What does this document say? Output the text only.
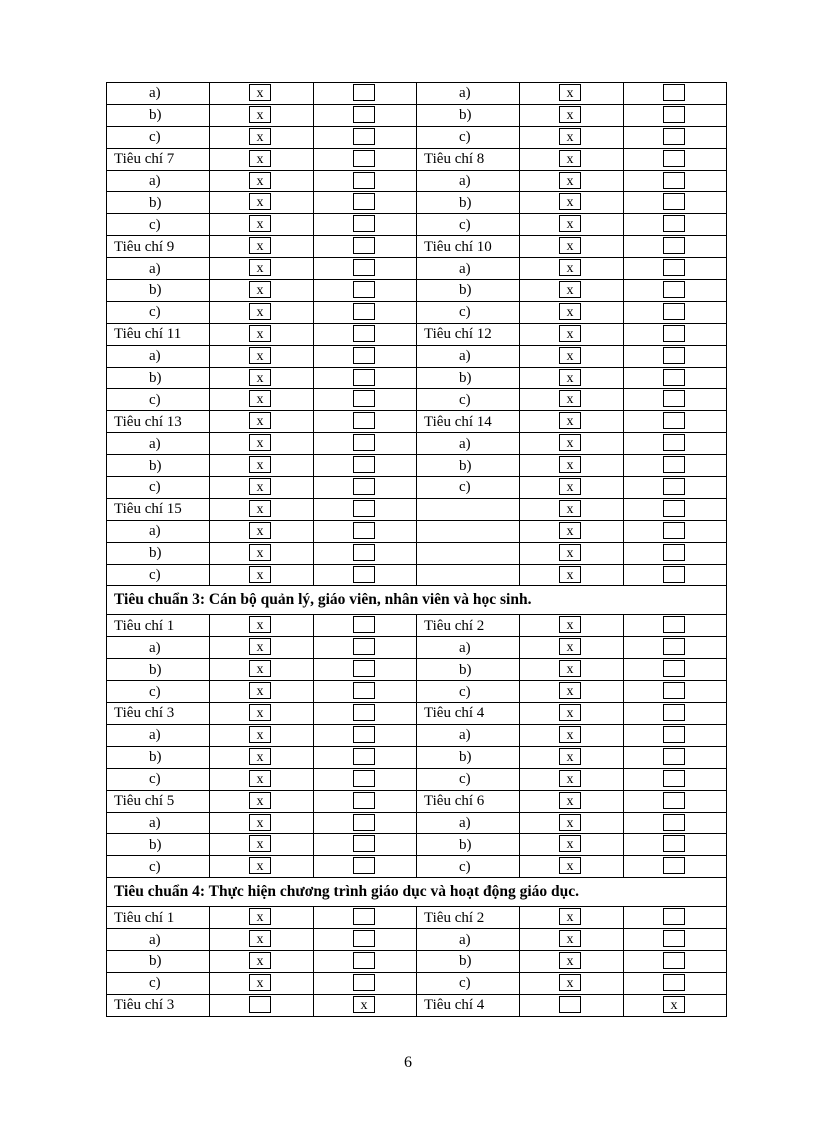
a)	x		a)	x	

b)	x		b)	x	

c)	x		c)	x	

Tiêu chí 7	x		Tiêu chí 8	x	

a)	x		a)	x	

b)	x		b)	x	

c)	x		c)	x	

Tiêu chí 9	x		Tiêu chí 10	x	

a)	x		a)	x	

b)	x		b)	x	

c)	x		c)	x	

Tiêu chí 11	x		Tiêu chí 12	x	

a)	x		a)	x	

b)	x		b)	x	

c)	x		c)	x	

Tiêu chí 13	x		Tiêu chí 14	x	

a)	x		a)	x	

b)	x		b)	x	

c)	x		c)	x	

Tiêu chí 15	x			x	

a)	x			x	

b)	x			x	

c)	x			x	

Tiêu chuẩn 3: Cán bộ quản lý, giáo viên, nhân viên và học sinh.					
Tiêu chí 1	x		Tiêu chí 2	x	

a)	x		a)	x	

b)	x		b)	x	

c)	x		c)	x	

Tiêu chí 3	x		Tiêu chí 4	x	

a)	x		a)	x	

b)	x		b)	x	

c)	x		c)	x	

Tiêu chí 5	x		Tiêu chí 6	x	

a)	x		a)	x	

b)	x		b)	x	

c)	x		c)	x	

Tiêu chuẩn 4: Thực hiện chương trình giáo dục và hoạt động giáo dục.					
Tiêu chí 1	x		Tiêu chí 2	x	

a)	x		a)	x	

b)	x		b)	x	

c)	x		c)	x	

Tiêu chí 3		x	Tiêu chí 4		x
6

★ ★ ★

- **GOAL**
Copy every entry exactly as written. Pictures are excluded.

- **TASK RESPONSE**
What does this document say? Output the text only.
a)	x		a)	x	

b)	x		b)	x	

c)	x		c)	x	

Tiêu chí 7	x		Tiêu chí 8	x	

a)	x		a)	x	

b)	x		b)	x	

c)	x		c)	x	

Tiêu chí 9	x		Tiêu chí 10	x	

a)	x		a)	x	

b)	x		b)	x	

c)	x		c)	x	

Tiêu chí 11	x		Tiêu chí 12	x	

a)	x		a)	x	

b)	x		b)	x	

c)	x		c)	x	

Tiêu chí 13	x		Tiêu chí 14	x	

a)	x		a)	x	

b)	x		b)	x	

c)	x		c)	x	

Tiêu chí 15	x			x	

a)	x			x	

b)	x			x	

c)	x			x	

Tiêu chuẩn 3: Cán bộ quản lý, giáo viên, nhân viên và học sinh.					
Tiêu chí 1	x		Tiêu chí 2	x	

a)	x		a)	x	

b)	x		b)	x	

c)	x		c)	x	

Tiêu chí 3	x		Tiêu chí 4	x	

a)	x		a)	x	

b)	x		b)	x	

c)	x		c)	x	

Tiêu chí 5	x		Tiêu chí 6	x	

a)	x		a)	x	

b)	x		b)	x	

c)	x		c)	x	

Tiêu chuẩn 4: Thực hiện chương trình giáo dục và hoạt động giáo dục.					
Tiêu chí 1	x		Tiêu chí 2	x	

a)	x		a)	x	

b)	x		b)	x	

c)	x		c)	x	

Tiêu chí 3		x	Tiêu chí 4		x
6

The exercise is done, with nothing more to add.